What to produce: Extract each line from the entries below that has the string "name" in it.

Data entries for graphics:

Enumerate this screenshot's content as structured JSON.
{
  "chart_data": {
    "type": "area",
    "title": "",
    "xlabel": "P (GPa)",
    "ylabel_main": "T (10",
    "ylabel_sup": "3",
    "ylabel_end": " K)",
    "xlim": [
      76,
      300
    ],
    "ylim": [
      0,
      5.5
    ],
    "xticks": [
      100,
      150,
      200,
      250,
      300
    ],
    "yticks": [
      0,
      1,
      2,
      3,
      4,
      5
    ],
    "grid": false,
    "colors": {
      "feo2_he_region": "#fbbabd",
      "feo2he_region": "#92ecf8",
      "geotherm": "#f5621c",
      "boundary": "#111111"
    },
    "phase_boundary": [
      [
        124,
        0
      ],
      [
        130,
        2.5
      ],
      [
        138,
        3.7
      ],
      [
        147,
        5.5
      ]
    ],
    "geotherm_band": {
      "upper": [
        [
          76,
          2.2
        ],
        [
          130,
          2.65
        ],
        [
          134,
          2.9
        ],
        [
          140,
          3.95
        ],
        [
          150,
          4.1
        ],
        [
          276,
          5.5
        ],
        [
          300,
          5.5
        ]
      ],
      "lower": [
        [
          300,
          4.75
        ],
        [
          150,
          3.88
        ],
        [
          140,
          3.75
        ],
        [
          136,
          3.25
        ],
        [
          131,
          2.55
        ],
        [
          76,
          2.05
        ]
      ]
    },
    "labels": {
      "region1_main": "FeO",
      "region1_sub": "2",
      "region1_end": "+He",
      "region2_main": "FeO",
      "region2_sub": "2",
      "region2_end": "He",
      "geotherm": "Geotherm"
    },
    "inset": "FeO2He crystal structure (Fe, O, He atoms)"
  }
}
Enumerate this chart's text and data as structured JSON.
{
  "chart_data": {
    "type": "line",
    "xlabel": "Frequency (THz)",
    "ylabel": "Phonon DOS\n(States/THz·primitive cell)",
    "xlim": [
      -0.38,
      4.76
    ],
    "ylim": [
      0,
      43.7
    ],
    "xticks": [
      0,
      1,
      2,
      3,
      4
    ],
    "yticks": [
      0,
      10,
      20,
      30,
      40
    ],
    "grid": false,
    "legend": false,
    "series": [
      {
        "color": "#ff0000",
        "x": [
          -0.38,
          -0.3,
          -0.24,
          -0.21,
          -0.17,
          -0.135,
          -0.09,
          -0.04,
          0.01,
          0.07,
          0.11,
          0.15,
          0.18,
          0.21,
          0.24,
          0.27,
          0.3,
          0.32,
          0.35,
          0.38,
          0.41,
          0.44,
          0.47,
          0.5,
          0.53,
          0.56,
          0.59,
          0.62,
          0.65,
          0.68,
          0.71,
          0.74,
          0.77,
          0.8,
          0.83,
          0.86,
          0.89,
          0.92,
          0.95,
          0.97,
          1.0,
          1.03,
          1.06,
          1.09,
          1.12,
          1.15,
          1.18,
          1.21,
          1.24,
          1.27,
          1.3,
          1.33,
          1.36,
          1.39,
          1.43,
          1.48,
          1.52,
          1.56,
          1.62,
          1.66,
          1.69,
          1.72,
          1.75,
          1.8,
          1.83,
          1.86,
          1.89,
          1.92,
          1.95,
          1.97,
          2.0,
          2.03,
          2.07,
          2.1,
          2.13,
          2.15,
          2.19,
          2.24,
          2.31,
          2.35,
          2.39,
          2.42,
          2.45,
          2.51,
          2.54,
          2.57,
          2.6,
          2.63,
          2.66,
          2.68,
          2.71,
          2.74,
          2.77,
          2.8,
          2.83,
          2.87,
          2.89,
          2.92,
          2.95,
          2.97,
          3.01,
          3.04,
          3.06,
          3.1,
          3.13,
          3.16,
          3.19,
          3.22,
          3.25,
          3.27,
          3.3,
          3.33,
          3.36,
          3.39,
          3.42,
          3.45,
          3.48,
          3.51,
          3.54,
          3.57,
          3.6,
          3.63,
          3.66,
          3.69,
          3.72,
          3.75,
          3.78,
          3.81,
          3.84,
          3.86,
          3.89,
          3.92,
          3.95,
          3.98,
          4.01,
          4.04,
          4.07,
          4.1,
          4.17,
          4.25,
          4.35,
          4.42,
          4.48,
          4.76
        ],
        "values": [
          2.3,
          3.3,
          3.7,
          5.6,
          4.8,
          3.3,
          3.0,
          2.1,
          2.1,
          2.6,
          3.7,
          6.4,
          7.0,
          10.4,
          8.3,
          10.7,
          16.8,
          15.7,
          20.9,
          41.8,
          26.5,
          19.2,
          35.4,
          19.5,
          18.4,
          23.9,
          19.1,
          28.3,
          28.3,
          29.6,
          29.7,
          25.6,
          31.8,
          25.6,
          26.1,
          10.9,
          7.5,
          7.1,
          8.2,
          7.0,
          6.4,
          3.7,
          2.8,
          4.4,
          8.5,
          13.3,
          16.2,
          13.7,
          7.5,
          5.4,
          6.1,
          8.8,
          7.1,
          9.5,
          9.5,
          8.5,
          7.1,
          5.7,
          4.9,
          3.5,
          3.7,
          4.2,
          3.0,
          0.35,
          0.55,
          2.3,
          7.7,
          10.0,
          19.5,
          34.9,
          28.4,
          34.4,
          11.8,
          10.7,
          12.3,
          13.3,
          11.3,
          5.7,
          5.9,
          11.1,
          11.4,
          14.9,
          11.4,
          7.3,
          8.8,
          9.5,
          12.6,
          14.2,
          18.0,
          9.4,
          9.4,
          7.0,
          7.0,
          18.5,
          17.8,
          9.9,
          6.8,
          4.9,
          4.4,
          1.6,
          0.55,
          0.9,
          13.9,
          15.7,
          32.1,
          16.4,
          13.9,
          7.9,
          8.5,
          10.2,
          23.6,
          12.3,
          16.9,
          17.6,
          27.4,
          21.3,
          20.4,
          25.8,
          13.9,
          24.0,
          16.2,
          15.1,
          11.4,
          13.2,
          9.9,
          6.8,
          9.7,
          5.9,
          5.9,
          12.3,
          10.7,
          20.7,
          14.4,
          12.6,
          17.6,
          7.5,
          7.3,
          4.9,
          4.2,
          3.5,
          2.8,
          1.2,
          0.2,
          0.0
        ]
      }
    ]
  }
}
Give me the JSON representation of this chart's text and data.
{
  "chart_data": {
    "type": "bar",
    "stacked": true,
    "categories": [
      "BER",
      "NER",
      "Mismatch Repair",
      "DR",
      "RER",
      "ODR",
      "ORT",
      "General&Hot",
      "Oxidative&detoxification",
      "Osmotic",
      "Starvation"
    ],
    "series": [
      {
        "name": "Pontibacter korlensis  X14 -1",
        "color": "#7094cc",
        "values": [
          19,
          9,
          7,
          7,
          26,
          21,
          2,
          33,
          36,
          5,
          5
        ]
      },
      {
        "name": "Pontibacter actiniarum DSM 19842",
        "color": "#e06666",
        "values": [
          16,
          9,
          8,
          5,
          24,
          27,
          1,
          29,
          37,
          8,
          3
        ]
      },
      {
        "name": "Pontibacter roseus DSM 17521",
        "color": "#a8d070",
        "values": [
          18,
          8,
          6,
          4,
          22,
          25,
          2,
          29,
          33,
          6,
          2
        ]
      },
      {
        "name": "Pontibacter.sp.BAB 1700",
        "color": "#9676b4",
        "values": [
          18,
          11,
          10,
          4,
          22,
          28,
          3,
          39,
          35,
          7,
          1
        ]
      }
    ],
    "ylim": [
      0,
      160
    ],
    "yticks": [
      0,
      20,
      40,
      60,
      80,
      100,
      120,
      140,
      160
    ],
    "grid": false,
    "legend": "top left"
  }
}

Solution for this problem:
        "name": "Pontibacter korlensis  X14 -1",
        "name": "Pontibacter actiniarum DSM 19842",
        "name": "Pontibacter roseus DSM 17521",
        "name": "Pontibacter.sp.BAB 1700",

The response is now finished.